Задание A.
Оформите нумерованным списком записи от самого начала до строки с «point-label: 9,278 (181, 595, 200, 604)» включительно, без пустых строк.

Отрывок.
____________________
Бегло рассмотрев несколько типичных примеров философского интуитивизма, подведем теперь итоги.
1. Существование интуиции интуитивистов не доказано. Интеллектуальная интуиция Декарта, Лейбница и Спинозы есть лишь быстрое умозаключение, настолько стремительное, что его опосредствованный и научный характер обычно не осознается.
Что касается чистой интуиции Канта, то она оказалась неудачной смесью рассудка с сознанием внутреннего опыта, а приписываемые ей ее изобретателем результаты несовместимы с последующим развитием как эмпирических, так и формальных наук.Интуиция Дильтея, Бергсона, Гуссерля, Шелера и других неоромантиков, состоящая в столь близком родстве с пифагорейским «участием» и заумной «симпатией», не привела даже к плодотворным ошибкам. Она не дала нам ничего, кроме устарелых и тщетных претензий на ограничение сферы эксперимента и разума. Она не сделала нас способными достичь более глубокого понимания ни истории, ни жизни, ни хотя бы единственного существенного свойства либо сущностного закона какого-нибудь класса объектов. Да и как бы могла она добиться этого, если подлинное знание понятийно и систематично? Как писал Шлик, интуиция, если это интуиция чувственная, дает объект, но не постигает его понятийно, так что определение «интуитивное познание» явно противоречиво\'. Жизнь и наблюдение могут дать некоторое представление о предметах (знать, как они выглядят), но никогда— понимания предметов (знать, что они собой представляют). Что касается философской интуиции, то бесплодность ее не удивительна, поскольку ее не существует.
____________________
Записи элементов макета:
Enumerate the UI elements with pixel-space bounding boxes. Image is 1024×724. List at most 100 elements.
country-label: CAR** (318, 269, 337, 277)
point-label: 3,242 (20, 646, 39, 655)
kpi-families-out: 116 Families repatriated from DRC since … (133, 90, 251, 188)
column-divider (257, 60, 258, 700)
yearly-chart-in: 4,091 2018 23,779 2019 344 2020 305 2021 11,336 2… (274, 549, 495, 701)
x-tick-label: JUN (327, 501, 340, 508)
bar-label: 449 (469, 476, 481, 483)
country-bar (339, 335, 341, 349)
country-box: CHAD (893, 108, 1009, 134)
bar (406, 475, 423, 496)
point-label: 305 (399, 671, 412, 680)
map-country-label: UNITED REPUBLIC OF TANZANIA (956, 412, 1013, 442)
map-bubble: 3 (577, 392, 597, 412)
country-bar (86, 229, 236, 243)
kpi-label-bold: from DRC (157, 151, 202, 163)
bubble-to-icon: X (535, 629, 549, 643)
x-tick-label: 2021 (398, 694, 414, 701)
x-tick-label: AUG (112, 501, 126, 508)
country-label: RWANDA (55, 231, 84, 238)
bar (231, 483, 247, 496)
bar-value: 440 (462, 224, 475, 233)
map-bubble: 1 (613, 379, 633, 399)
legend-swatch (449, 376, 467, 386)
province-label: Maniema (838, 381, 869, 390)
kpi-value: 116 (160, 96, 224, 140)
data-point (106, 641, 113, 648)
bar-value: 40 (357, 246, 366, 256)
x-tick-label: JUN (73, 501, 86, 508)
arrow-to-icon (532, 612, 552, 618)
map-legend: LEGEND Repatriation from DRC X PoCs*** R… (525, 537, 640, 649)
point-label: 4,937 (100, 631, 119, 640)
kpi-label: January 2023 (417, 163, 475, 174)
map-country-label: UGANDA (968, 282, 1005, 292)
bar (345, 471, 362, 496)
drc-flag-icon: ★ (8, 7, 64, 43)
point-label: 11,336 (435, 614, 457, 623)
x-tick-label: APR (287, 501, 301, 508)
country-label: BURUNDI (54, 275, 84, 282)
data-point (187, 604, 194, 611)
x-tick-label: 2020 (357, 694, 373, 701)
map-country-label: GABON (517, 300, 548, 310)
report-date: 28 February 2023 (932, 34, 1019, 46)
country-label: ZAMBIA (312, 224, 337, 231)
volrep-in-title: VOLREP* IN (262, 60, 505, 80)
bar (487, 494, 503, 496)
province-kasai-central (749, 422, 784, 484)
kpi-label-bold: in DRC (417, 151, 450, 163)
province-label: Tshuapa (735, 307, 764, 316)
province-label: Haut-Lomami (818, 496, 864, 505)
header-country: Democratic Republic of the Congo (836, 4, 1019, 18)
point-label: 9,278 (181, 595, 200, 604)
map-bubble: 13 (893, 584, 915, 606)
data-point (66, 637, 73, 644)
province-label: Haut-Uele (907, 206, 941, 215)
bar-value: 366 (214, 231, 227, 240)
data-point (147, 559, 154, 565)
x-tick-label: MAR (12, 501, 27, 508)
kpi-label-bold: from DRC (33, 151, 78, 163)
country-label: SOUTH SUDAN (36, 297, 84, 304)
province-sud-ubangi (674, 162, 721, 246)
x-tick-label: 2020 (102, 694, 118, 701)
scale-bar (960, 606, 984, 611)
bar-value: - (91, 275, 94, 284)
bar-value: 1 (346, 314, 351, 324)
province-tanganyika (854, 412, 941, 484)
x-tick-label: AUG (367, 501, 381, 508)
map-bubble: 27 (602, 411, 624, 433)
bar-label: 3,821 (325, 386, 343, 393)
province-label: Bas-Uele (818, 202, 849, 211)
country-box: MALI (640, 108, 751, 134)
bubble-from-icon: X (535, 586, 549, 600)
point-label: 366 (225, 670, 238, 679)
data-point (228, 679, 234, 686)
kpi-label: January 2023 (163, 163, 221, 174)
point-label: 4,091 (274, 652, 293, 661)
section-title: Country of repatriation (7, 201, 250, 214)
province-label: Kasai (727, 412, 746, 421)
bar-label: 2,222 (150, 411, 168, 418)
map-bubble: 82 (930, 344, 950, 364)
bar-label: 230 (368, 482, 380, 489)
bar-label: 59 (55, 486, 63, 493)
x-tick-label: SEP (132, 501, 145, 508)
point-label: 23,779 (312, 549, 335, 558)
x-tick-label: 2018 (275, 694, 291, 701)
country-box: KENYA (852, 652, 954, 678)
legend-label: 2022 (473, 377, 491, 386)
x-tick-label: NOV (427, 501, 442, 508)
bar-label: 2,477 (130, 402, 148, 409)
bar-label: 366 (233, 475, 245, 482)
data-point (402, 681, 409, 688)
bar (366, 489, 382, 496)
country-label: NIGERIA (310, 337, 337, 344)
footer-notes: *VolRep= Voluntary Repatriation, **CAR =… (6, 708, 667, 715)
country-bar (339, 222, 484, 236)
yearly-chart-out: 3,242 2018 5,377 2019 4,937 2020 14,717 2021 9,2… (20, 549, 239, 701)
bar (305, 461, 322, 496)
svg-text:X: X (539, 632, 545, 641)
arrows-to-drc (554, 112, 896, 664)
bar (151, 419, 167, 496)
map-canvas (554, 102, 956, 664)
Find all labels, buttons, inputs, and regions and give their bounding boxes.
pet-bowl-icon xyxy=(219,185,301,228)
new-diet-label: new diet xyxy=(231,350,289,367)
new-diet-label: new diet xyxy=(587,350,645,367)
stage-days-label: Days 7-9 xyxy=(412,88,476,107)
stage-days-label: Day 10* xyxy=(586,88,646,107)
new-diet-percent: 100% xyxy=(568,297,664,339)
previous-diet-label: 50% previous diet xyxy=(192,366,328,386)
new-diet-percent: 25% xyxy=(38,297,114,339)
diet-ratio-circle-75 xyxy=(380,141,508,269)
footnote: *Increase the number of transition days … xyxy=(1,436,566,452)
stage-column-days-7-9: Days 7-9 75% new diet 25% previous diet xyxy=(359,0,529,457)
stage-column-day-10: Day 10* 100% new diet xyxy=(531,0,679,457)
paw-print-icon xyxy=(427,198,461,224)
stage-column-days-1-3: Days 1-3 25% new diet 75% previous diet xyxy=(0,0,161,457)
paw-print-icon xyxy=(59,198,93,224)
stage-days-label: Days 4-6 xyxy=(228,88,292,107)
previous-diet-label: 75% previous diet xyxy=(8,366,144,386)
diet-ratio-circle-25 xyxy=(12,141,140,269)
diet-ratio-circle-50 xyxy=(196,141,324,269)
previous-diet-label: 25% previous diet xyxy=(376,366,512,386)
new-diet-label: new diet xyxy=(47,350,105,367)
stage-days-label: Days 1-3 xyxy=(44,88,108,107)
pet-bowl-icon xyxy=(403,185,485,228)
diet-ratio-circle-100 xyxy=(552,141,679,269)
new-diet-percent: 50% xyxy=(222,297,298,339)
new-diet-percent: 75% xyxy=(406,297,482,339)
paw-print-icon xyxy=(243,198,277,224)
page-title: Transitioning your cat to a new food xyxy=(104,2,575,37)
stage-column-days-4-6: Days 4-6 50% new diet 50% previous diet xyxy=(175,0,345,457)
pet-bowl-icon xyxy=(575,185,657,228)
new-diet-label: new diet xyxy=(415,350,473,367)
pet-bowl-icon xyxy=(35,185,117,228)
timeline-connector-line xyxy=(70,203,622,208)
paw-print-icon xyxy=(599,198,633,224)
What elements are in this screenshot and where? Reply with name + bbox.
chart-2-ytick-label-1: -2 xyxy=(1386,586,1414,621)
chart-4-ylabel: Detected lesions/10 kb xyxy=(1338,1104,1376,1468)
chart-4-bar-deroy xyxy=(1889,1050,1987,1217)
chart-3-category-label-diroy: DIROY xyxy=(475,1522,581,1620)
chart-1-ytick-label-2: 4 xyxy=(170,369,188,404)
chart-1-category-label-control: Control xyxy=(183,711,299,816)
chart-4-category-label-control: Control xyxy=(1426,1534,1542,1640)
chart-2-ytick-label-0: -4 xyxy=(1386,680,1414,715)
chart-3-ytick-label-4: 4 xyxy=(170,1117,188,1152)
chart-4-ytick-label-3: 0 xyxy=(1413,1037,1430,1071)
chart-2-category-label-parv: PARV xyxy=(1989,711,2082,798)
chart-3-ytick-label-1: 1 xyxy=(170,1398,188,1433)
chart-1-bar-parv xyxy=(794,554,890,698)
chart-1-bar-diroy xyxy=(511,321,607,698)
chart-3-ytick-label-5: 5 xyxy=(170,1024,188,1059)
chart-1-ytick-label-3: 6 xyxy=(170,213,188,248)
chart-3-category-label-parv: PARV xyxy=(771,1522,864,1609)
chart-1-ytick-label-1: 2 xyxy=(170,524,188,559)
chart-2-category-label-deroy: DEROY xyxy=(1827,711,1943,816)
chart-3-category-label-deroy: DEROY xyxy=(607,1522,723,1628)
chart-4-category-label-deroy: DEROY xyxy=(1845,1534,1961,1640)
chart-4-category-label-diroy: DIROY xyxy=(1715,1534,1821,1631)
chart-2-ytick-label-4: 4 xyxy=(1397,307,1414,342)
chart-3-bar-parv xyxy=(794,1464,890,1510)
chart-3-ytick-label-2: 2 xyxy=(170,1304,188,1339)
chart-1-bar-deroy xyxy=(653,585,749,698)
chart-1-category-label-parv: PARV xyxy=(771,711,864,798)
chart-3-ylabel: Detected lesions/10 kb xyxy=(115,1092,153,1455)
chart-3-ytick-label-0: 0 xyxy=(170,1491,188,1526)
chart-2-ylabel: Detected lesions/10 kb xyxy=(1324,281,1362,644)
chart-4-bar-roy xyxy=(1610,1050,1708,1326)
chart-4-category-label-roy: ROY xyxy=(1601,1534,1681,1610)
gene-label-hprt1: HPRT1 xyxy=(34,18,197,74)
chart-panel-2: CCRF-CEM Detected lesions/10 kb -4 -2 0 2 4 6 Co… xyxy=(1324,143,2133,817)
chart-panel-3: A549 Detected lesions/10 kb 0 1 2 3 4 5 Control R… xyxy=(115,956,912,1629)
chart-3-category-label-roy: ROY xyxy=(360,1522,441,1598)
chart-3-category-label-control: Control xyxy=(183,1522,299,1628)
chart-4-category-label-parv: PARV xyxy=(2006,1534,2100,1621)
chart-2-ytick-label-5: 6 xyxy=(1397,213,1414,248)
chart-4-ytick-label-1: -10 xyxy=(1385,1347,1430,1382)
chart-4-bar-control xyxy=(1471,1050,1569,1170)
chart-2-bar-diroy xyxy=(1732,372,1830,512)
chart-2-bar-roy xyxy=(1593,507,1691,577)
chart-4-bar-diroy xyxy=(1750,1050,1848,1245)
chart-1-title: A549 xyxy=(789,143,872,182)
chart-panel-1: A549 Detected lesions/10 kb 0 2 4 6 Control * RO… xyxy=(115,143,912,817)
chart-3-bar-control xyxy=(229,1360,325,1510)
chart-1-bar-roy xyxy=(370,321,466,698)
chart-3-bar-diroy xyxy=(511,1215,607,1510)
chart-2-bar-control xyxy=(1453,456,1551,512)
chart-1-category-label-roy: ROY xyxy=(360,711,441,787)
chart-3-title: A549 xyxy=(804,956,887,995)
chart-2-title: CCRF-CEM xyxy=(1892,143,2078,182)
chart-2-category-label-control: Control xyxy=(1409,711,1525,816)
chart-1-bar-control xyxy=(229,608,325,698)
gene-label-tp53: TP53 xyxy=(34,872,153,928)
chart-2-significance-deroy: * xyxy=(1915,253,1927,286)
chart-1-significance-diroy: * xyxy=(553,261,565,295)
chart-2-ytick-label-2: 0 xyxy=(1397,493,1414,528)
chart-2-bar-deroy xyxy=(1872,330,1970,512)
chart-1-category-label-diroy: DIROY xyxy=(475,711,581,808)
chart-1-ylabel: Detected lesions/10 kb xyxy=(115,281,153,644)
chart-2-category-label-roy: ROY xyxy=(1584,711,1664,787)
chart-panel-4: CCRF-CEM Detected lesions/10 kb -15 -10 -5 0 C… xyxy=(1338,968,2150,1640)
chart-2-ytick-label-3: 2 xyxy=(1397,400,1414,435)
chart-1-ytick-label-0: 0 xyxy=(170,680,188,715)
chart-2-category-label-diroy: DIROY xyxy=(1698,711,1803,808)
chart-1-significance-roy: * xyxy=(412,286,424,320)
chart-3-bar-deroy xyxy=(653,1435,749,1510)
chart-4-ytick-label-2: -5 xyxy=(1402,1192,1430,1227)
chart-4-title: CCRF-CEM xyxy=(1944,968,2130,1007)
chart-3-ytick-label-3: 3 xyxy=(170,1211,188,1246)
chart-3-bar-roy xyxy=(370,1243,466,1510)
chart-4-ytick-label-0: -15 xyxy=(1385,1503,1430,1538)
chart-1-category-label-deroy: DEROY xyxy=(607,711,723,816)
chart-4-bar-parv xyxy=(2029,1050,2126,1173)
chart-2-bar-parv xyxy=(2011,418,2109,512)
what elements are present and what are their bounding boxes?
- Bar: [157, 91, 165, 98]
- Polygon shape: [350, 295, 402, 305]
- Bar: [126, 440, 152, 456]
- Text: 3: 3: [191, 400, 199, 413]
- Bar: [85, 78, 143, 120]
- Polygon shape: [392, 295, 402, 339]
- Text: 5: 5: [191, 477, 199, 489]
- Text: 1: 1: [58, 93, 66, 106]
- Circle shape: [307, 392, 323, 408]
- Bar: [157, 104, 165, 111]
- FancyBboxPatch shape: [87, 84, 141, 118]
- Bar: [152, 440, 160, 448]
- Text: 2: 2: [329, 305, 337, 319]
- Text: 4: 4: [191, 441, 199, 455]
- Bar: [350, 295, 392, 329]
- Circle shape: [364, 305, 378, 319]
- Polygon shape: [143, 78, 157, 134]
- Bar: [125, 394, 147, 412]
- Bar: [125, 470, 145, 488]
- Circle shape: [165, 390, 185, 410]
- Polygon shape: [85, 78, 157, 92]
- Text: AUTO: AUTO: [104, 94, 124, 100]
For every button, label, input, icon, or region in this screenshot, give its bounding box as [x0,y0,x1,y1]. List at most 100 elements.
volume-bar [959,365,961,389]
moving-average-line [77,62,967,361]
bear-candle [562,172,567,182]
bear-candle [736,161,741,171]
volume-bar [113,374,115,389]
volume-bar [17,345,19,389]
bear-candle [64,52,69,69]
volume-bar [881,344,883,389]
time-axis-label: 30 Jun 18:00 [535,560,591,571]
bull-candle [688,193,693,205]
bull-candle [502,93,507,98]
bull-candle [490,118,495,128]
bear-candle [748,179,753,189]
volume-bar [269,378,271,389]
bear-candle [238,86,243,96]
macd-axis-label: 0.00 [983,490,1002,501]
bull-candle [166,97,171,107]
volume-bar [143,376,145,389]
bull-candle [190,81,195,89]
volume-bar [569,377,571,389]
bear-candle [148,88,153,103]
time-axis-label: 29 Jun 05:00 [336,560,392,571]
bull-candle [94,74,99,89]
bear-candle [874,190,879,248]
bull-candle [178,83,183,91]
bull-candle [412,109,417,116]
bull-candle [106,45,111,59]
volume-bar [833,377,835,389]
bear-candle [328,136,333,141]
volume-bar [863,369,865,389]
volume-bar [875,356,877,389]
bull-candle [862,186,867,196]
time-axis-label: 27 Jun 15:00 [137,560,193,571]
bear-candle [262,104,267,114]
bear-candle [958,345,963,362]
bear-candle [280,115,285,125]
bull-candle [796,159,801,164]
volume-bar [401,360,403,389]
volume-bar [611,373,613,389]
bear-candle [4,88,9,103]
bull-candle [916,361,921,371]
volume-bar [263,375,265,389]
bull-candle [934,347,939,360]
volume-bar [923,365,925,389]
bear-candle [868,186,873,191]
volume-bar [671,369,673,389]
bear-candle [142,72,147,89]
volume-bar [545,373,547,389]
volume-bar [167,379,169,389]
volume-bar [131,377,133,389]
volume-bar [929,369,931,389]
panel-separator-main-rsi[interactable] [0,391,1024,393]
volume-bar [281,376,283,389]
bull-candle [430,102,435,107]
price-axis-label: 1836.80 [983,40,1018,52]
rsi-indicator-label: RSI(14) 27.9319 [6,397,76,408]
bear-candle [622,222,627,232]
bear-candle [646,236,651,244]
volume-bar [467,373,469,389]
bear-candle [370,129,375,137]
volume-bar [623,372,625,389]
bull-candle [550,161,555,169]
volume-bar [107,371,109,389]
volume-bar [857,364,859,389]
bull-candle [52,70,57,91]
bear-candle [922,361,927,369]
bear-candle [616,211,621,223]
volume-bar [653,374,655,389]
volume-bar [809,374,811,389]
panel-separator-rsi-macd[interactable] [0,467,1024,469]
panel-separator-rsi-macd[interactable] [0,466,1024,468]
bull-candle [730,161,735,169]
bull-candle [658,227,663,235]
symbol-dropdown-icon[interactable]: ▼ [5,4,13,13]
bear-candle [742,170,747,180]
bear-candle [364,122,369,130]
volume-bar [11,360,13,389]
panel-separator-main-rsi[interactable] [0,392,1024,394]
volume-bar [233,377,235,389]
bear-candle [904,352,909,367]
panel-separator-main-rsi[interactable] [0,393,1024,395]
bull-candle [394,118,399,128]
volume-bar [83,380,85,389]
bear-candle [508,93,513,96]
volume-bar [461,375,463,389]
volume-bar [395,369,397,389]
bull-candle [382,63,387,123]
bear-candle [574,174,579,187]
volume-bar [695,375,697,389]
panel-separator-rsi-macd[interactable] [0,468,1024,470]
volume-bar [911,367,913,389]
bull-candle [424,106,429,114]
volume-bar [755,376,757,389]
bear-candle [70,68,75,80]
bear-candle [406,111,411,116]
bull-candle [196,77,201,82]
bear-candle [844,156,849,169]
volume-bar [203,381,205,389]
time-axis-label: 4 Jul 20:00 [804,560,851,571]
____________________
Задание B.
Назовите всех мыслителей, чью интеллектуальную интуицию отрывок сводит к быстрому умозаключению.

Готовый ответ A.
1. Enumerate the UI elements with pixel-space bounding boxes. Image is 1024×724. List at most 100 elements.
2. country-label: CAR** (318, 269, 337, 277)
3. point-label: 3,242 (20, 646, 39, 655)
4. kpi-families-out: 116 Families repatriated from DRC since … (133, 90, 251, 188)
5. column-divider (257, 60, 258, 700)
6. yearly-chart-in: 4,091 2018 23,779 2019 344 2020 305 2021 11,336 2… (274, 549, 495, 701)
7. x-tick-label: JUN (327, 501, 340, 508)
8. bar-label: 449 (469, 476, 481, 483)
9. country-bar (339, 335, 341, 349)
10. country-box: CHAD (893, 108, 1009, 134)
11. bar (406, 475, 423, 496)
12. point-label: 305 (399, 671, 412, 680)
13. map-country-label: UNITED REPUBLIC OF TANZANIA (956, 412, 1013, 442)
14. map-bubble: 3 (577, 392, 597, 412)
15. country-bar (86, 229, 236, 243)
16. kpi-label-bold: from DRC (157, 151, 202, 163)
17. bubble-to-icon: X (535, 629, 549, 643)
18. x-tick-label: 2021 (398, 694, 414, 701)
19. x-tick-label: AUG (112, 501, 126, 508)
20. country-label: RWANDA (55, 231, 84, 238)
21. bar (231, 483, 247, 496)
22. bar-value: 440 (462, 224, 475, 233)
23. map-bubble: 1 (613, 379, 633, 399)
24. legend-swatch (449, 376, 467, 386)
25. province-label: Maniema (838, 381, 869, 390)
26. kpi-value: 116 (160, 96, 224, 140)
27. data-point (106, 641, 113, 648)
28. bar-value: 40 (357, 246, 366, 256)
29. x-tick-label: JUN (73, 501, 86, 508)
30. arrow-to-icon (532, 612, 552, 618)
31. map-legend: LEGEND Repatriation from DRC X PoCs*** R… (525, 537, 640, 649)
32. point-label: 4,937 (100, 631, 119, 640)
33. kpi-label: January 2023 (417, 163, 475, 174)
34. map-country-label: UGANDA (968, 282, 1005, 292)
35. bar (345, 471, 362, 496)
36. drc-flag-icon: ★ (8, 7, 64, 43)
37. point-label: 11,336 (435, 614, 457, 623)
38. x-tick-label: APR (287, 501, 301, 508)
39. country-label: BURUNDI (54, 275, 84, 282)
40. data-point (187, 604, 194, 611)
41. x-tick-label: 2020 (357, 694, 373, 701)
42. map-country-label: GABON (517, 300, 548, 310)
43. report-date: 28 February 2023 (932, 34, 1019, 46)
44. country-label: ZAMBIA (312, 224, 337, 231)
45. volrep-in-title: VOLREP* IN (262, 60, 505, 80)
46. bar (487, 494, 503, 496)
47. province-kasai-central (749, 422, 784, 484)
48. kpi-label-bold: in DRC (417, 151, 450, 163)
49. province-label: Tshuapa (735, 307, 764, 316)
50. province-label: Haut-Lomami (818, 496, 864, 505)
51. header-country: Democratic Republic of the Congo (836, 4, 1019, 18)
52. point-label: 9,278 (181, 595, 200, 604)

Готовый ответ B.
Декарт, Лейбниц, Спиноза.